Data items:
########################################
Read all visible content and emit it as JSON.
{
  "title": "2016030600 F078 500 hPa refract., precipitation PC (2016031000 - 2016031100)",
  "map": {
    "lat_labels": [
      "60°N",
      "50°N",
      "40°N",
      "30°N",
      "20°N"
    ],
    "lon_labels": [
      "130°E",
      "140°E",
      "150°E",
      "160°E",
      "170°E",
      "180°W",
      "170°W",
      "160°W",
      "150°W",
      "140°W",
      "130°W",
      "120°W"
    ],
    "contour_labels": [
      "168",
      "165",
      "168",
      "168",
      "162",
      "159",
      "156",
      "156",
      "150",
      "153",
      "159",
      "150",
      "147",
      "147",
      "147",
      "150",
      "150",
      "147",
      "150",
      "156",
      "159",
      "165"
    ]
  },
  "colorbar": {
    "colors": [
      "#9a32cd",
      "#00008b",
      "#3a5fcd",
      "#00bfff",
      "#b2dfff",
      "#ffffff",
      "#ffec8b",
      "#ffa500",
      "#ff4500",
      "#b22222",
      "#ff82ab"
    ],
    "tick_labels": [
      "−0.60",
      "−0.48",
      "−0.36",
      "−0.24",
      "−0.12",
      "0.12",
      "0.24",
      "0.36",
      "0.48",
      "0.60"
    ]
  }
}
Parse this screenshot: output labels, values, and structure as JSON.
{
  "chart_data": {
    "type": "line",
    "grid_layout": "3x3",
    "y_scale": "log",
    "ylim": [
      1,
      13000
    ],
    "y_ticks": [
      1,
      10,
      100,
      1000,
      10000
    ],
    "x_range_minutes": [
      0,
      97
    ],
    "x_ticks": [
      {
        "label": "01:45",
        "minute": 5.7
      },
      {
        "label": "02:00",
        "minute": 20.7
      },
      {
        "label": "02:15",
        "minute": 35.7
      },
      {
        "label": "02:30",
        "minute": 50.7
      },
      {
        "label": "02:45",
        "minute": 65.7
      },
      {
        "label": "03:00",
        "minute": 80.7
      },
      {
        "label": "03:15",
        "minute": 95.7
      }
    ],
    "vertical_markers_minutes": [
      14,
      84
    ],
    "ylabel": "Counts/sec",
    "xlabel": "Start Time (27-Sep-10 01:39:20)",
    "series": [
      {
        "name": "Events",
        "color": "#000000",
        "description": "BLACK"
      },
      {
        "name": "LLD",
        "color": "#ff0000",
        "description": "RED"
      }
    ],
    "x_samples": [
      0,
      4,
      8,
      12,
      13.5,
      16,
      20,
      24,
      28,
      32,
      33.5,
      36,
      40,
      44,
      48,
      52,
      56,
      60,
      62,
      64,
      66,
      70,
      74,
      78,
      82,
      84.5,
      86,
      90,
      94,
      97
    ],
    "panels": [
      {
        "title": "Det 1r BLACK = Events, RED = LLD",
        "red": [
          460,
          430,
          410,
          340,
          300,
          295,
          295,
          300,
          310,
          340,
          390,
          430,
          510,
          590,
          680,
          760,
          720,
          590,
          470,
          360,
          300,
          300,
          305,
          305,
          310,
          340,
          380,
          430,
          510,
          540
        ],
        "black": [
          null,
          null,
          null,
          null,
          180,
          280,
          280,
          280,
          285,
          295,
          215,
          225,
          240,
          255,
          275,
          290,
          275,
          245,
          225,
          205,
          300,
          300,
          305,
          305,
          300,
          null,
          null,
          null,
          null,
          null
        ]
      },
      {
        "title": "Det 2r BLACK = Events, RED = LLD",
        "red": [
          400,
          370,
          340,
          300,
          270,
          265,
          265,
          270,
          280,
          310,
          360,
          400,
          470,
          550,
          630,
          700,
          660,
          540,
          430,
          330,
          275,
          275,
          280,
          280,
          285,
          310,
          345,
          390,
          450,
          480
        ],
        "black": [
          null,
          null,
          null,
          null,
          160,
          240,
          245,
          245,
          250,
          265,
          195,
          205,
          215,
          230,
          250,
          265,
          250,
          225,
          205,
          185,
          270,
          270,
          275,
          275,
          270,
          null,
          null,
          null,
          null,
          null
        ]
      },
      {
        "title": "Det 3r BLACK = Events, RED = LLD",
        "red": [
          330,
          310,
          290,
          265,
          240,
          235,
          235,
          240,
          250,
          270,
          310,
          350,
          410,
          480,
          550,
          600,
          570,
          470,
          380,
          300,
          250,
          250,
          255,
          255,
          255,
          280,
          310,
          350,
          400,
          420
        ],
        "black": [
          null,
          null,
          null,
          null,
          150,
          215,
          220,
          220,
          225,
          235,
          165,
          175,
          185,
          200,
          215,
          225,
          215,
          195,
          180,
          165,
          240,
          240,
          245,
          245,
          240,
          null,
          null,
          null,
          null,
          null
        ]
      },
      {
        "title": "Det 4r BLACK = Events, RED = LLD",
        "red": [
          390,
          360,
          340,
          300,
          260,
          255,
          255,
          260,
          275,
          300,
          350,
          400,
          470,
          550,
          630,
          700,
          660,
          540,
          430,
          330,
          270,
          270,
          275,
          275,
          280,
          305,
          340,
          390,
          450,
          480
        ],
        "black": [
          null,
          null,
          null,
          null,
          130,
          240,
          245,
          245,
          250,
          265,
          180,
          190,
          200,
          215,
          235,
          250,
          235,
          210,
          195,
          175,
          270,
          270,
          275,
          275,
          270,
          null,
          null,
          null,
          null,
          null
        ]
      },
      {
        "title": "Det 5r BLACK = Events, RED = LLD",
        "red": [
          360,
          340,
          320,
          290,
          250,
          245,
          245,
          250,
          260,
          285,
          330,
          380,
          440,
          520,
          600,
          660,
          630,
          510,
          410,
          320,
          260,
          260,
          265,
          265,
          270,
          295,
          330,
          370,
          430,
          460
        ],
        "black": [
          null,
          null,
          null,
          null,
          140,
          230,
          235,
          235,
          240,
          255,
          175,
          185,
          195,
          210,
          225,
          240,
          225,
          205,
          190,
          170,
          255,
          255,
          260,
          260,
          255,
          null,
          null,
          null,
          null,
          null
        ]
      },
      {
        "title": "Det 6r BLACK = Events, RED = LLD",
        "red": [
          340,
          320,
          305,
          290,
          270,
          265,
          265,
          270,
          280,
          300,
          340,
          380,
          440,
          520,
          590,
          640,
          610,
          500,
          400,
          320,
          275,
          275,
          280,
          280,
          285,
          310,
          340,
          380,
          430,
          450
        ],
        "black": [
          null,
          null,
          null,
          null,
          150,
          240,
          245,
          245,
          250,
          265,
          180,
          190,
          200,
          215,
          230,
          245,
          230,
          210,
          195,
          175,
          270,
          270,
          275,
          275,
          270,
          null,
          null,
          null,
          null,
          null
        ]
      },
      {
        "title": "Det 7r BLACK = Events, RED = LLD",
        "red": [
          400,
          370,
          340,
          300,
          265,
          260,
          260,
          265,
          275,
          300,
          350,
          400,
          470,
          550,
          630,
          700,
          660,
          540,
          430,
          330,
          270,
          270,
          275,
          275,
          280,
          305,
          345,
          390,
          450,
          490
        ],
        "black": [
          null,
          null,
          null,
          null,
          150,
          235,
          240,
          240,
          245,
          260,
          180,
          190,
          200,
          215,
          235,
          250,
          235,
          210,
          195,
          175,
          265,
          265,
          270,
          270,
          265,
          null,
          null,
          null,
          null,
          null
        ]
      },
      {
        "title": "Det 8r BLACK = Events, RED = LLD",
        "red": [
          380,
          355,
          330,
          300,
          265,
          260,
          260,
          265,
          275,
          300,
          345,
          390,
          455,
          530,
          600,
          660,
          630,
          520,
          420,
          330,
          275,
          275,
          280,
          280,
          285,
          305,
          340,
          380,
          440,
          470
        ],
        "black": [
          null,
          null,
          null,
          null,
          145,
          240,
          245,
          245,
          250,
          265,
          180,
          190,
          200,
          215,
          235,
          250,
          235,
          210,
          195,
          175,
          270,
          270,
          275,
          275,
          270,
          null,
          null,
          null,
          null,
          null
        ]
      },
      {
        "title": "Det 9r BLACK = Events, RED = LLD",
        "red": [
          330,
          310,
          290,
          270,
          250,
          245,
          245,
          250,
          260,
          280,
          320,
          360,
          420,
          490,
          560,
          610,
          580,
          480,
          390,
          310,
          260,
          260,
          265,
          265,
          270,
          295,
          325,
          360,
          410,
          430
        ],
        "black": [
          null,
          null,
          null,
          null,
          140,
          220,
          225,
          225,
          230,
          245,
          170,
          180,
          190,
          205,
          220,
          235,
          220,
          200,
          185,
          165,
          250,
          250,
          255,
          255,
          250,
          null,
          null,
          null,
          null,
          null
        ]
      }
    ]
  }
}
########################################
● EXERCISE DIRECTIONS
Look for the word "JSON" and return every line where it occurs.

● WRITTEN ANSWER
Read all visible content and emit it as JSON.
Parse this screenshot: output labels, values, and structure as JSON.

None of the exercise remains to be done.